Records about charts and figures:
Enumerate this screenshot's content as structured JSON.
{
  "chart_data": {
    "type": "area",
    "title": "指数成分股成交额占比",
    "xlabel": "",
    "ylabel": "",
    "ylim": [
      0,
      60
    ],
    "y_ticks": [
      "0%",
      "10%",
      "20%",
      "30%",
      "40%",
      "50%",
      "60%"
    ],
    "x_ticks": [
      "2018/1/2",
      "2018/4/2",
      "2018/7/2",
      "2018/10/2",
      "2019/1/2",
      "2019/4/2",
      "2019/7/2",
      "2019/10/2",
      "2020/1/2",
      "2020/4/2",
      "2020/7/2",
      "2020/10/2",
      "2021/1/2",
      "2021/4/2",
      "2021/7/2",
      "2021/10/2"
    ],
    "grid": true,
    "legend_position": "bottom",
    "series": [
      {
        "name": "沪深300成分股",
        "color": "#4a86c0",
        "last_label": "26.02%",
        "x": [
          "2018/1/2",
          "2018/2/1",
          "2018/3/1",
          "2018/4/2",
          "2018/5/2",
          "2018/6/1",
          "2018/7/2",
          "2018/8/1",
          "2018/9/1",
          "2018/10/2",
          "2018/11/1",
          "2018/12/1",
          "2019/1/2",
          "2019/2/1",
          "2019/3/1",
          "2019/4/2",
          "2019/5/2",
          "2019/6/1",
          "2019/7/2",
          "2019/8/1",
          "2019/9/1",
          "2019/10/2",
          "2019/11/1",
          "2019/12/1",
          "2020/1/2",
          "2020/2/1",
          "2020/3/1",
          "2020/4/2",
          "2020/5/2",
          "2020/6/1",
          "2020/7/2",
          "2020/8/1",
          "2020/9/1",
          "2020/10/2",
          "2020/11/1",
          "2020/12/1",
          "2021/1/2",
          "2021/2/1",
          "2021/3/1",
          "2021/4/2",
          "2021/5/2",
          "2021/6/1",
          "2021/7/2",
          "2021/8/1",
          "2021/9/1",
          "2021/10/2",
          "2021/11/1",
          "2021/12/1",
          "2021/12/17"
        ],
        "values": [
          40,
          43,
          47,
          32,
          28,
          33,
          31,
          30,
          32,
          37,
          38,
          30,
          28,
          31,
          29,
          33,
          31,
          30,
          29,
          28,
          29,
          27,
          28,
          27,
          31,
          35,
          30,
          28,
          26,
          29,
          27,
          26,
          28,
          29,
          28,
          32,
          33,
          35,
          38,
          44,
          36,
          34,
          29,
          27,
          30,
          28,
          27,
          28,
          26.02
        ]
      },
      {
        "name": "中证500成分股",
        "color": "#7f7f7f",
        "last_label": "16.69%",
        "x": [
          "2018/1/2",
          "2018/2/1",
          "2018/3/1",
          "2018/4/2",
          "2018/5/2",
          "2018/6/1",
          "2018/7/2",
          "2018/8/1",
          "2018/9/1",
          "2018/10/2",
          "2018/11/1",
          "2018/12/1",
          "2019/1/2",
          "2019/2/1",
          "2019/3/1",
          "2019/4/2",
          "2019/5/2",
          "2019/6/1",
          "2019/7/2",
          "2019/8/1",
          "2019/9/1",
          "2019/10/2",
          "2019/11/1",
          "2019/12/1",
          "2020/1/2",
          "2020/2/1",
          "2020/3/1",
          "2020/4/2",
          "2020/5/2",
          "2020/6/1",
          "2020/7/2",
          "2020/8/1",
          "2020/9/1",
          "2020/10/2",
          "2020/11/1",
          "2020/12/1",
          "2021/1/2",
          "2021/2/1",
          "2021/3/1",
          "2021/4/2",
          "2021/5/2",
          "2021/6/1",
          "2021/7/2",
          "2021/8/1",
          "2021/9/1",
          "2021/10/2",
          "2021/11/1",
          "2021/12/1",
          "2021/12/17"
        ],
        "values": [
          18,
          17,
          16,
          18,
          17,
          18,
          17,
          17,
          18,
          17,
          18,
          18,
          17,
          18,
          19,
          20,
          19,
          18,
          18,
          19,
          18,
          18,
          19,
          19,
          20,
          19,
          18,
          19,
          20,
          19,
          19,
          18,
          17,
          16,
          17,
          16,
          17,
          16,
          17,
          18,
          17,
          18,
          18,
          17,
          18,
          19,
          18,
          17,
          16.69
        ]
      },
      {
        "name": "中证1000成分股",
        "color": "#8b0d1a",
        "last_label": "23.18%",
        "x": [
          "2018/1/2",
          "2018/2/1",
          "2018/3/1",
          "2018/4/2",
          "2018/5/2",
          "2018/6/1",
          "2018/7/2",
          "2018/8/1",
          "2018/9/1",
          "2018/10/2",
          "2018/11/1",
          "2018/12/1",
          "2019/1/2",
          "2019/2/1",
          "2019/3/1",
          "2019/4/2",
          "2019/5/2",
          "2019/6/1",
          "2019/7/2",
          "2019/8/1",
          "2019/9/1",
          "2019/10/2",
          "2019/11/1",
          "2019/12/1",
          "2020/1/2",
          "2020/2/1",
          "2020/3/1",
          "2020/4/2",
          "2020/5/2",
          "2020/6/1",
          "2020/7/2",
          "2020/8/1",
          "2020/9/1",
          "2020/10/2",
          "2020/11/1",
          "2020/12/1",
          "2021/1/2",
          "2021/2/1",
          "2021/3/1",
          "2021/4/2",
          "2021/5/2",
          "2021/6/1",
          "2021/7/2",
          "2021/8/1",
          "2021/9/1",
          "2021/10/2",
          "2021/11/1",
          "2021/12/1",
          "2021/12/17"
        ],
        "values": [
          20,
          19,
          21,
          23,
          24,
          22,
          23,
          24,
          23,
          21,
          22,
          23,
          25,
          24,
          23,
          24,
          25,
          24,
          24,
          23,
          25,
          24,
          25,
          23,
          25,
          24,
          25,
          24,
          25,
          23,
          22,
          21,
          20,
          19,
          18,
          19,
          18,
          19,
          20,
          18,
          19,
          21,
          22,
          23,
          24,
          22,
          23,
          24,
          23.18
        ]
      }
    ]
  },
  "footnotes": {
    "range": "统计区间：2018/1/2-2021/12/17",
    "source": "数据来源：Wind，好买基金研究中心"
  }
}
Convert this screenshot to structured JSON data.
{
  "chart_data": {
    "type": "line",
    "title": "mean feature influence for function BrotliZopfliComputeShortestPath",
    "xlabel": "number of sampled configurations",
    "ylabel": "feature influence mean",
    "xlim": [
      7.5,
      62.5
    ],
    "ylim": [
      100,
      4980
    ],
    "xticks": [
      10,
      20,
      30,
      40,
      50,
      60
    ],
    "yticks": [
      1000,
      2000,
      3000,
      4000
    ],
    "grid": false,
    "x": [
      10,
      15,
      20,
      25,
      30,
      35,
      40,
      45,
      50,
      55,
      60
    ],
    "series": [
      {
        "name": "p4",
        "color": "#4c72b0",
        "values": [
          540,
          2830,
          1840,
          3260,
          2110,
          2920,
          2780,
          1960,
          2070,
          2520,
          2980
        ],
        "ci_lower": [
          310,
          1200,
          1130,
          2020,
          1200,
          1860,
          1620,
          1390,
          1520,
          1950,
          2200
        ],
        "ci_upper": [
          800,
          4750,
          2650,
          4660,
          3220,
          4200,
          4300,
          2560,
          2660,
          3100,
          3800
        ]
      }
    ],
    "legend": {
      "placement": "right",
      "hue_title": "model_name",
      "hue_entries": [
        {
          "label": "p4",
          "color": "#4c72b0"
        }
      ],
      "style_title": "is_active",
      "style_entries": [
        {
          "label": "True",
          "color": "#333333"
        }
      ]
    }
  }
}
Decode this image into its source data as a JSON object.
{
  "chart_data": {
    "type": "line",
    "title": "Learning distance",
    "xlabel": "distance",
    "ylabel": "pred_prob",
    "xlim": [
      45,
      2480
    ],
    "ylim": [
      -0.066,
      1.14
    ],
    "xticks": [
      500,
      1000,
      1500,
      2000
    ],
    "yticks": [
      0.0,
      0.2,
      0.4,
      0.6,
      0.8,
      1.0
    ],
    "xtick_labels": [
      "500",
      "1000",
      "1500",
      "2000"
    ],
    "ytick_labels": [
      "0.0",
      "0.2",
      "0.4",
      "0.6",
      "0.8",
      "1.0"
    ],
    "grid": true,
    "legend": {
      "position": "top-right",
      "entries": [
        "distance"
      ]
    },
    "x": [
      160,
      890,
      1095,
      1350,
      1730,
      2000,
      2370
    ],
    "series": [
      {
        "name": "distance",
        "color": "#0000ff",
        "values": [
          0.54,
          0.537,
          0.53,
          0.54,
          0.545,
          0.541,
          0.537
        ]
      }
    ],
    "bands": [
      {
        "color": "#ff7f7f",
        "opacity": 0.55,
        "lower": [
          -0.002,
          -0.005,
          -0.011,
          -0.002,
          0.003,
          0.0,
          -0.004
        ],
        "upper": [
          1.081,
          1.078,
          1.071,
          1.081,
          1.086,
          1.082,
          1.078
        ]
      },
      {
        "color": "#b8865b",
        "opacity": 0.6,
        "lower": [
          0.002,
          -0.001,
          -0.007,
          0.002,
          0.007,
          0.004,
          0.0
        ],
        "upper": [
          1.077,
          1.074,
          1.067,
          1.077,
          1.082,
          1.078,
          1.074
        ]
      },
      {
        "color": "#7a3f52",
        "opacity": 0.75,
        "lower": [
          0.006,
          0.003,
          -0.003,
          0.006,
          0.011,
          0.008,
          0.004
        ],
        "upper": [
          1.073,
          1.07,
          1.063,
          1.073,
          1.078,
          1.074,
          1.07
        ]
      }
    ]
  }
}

• Exercise:
Give the number of lines above that hold the word "influence", and nothing more.

• Answer below:
2